(Dataset entries)

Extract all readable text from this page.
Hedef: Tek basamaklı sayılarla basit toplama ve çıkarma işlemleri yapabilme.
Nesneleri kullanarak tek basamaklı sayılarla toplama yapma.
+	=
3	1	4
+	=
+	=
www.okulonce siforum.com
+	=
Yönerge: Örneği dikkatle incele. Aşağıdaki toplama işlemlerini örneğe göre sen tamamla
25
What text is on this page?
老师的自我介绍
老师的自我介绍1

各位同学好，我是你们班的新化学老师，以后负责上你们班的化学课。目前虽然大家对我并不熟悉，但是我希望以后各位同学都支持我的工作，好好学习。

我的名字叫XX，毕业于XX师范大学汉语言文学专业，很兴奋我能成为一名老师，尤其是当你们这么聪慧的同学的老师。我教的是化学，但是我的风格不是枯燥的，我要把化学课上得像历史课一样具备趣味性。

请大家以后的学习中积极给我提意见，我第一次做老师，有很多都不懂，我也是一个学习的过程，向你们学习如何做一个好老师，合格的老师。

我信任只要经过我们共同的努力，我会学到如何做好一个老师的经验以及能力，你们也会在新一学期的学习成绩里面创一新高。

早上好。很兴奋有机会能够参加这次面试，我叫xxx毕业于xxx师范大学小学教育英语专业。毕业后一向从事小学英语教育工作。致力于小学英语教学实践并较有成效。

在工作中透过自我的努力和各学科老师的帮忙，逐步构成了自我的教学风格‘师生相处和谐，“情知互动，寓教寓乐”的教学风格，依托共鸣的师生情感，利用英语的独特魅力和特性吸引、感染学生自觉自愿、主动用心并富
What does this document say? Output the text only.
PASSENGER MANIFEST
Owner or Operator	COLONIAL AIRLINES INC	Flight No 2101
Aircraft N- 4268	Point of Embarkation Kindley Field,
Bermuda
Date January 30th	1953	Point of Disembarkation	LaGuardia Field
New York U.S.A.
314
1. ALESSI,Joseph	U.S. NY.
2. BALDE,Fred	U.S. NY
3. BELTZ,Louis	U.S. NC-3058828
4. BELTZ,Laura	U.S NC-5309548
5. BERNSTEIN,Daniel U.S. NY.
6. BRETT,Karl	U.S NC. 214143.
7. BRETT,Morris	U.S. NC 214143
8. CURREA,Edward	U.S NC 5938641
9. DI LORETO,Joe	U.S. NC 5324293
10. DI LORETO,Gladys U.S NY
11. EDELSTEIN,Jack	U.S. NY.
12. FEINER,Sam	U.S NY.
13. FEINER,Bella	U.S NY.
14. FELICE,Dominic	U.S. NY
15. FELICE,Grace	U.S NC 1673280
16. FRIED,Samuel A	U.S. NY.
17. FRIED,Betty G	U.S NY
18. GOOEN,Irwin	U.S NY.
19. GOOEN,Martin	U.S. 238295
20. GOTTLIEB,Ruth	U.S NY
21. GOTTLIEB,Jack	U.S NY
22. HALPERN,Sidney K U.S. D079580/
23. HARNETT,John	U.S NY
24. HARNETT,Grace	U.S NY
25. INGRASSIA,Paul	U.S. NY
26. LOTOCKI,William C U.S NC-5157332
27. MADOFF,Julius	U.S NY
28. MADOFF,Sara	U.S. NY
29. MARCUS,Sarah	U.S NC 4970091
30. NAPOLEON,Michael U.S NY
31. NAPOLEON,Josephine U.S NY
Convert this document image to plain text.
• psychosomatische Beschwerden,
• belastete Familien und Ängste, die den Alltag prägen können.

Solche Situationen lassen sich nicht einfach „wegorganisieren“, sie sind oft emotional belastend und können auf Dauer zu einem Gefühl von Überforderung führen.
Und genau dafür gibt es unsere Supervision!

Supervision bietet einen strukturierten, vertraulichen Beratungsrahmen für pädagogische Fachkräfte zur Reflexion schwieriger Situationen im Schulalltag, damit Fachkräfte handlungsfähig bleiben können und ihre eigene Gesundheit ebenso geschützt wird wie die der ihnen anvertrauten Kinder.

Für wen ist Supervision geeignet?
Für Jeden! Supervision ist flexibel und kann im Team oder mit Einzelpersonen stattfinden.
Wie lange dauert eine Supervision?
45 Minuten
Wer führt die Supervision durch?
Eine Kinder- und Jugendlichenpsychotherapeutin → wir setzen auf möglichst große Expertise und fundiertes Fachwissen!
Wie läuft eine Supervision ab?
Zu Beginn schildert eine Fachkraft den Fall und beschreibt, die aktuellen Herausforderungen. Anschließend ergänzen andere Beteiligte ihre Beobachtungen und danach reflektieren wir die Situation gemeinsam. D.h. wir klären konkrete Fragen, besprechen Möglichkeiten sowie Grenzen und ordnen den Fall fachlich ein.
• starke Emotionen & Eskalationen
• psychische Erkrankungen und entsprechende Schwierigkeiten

### THE REQUEST
Every entry must be retyped in full, exactly as given.

### WORKED SOLUTION
Extract all readable text from this page.
Hedef: Tek basamaklı sayılarla basit toplama ve çıkarma işlemleri yapabilme.
Nesneleri kullanarak tek basamaklı sayılarla toplama yapma.
+	=
3	1	4
+	=
+	=
www.okulonce siforum.com
+	=
Yönerge: Örneği dikkatle incele. Aşağıdaki toplama işlemlerini örneğe göre sen tamamla
25
What text is on this page?
老师的自我介绍
老师的自我介绍1

各位同学好，我是你们班的新化学老师，以后负责上你们班的化学课。目前虽然大家对我并不熟悉，但是我希望以后各位同学都支持我的工作，好好学习。

我的名字叫XX，毕业于XX师范大学汉语言文学专业，很兴奋我能成为一名老师，尤其是当你们这么聪慧的同学的老师。我教的是化学，但是我的风格不是枯燥的，我要把化学课上得像历史课一样具备趣味性。

请大家以后的学习中积极给我提意见，我第一次做老师，有很多都不懂，我也是一个学习的过程，向你们学习如何做一个好老师，合格的老师。

我信任只要经过我们共同的努力，我会学到如何做好一个老师的经验以及能力，你们也会在新一学期的学习成绩里面创一新高。

早上好。很兴奋有机会能够参加这次面试，我叫xxx毕业于xxx师范大学小学教育英语专业。毕业后一向从事小学英语教育工作。致力于小学英语教学实践并较有成效。

在工作中透过自我的努力和各学科老师的帮忙，逐步构成了自我的教学风格‘师生相处和谐，“情知互动，寓教寓乐”的教学风格，依托共鸣的师生情感，利用英语的独特魅力和特性吸引、感染学生自觉自愿、主动用心并富
What does this document say? Output the text only.
PASSENGER MANIFEST
Owner or Operator	COLONIAL AIRLINES INC	Flight No 2101
Aircraft N- 4268	Point of Embarkation Kindley Field,
Bermuda
Date January 30th	1953	Point of Disembarkation	LaGuardia Field
New York U.S.A.
314
1. ALESSI,Joseph	U.S. NY.
2. BALDE,Fred	U.S. NY
3. BELTZ,Louis	U.S. NC-3058828
4. BELTZ,Laura	U.S NC-5309548
5. BERNSTEIN,Daniel U.S. NY.
6. BRETT,Karl	U.S NC. 214143.
7. BRETT,Morris	U.S. NC 214143
8. CURREA,Edward	U.S NC 5938641
9. DI LORETO,Joe	U.S. NC 5324293
10. DI LORETO,Gladys U.S NY
11. EDELSTEIN,Jack	U.S. NY.
12. FEINER,Sam	U.S NY.
13. FEINER,Bella	U.S NY.
14. FELICE,Dominic	U.S. NY
15. FELICE,Grace	U.S NC 1673280
16. FRIED,Samuel A	U.S. NY.
17. FRIED,Betty G	U.S NY
18. GOOEN,Irwin	U.S NY.
19. GOOEN,Martin	U.S. 238295
20. GOTTLIEB,Ruth	U.S NY
21. GOTTLIEB,Jack	U.S NY
22. HALPERN,Sidney K U.S. D079580/
23. HARNETT,John	U.S NY
24. HARNETT,Grace	U.S NY
25. INGRASSIA,Paul	U.S. NY
26. LOTOCKI,William C U.S NC-5157332
27. MADOFF,Julius	U.S NY
28. MADOFF,Sara	U.S. NY
29. MARCUS,Sarah	U.S NC 4970091
30. NAPOLEON,Michael U.S NY
31. NAPOLEON,Josephine U.S NY
Convert this document image to plain text.
• psychosomatische Beschwerden,
• belastete Familien und Ängste, die den Alltag prägen können.

Solche Situationen lassen sich nicht einfach „wegorganisieren“, sie sind oft emotional belastend und können auf Dauer zu einem Gefühl von Überforderung führen.
Und genau dafür gibt es unsere Supervision!

Supervision bietet einen strukturierten, vertraulichen Beratungsrahmen für pädagogische Fachkräfte zur Reflexion schwieriger Situationen im Schulalltag, damit Fachkräfte handlungsfähig bleiben können und ihre eigene Gesundheit ebenso geschützt wird wie die der ihnen anvertrauten Kinder.

Für wen ist Supervision geeignet?
Für Jeden! Supervision ist flexibel und kann im Team oder mit Einzelpersonen stattfinden.
Wie lange dauert eine Supervision?
45 Minuten
Wer führt die Supervision durch?
Eine Kinder- und Jugendlichenpsychotherapeutin → wir setzen auf möglichst große Expertise und fundiertes Fachwissen!
Wie läuft eine Supervision ab?
Zu Beginn schildert eine Fachkraft den Fall und beschreibt, die aktuellen Herausforderungen. Anschließend ergänzen andere Beteiligte ihre Beobachtungen und danach reflektieren wir die Situation gemeinsam. D.h. wir klären konkrete Fragen, besprechen Möglichkeiten sowie Grenzen und ordnen den Fall fachlich ein.
• starke Emotionen & Eskalationen
• psychische Erkrankungen und entsprechende Schwierigkeiten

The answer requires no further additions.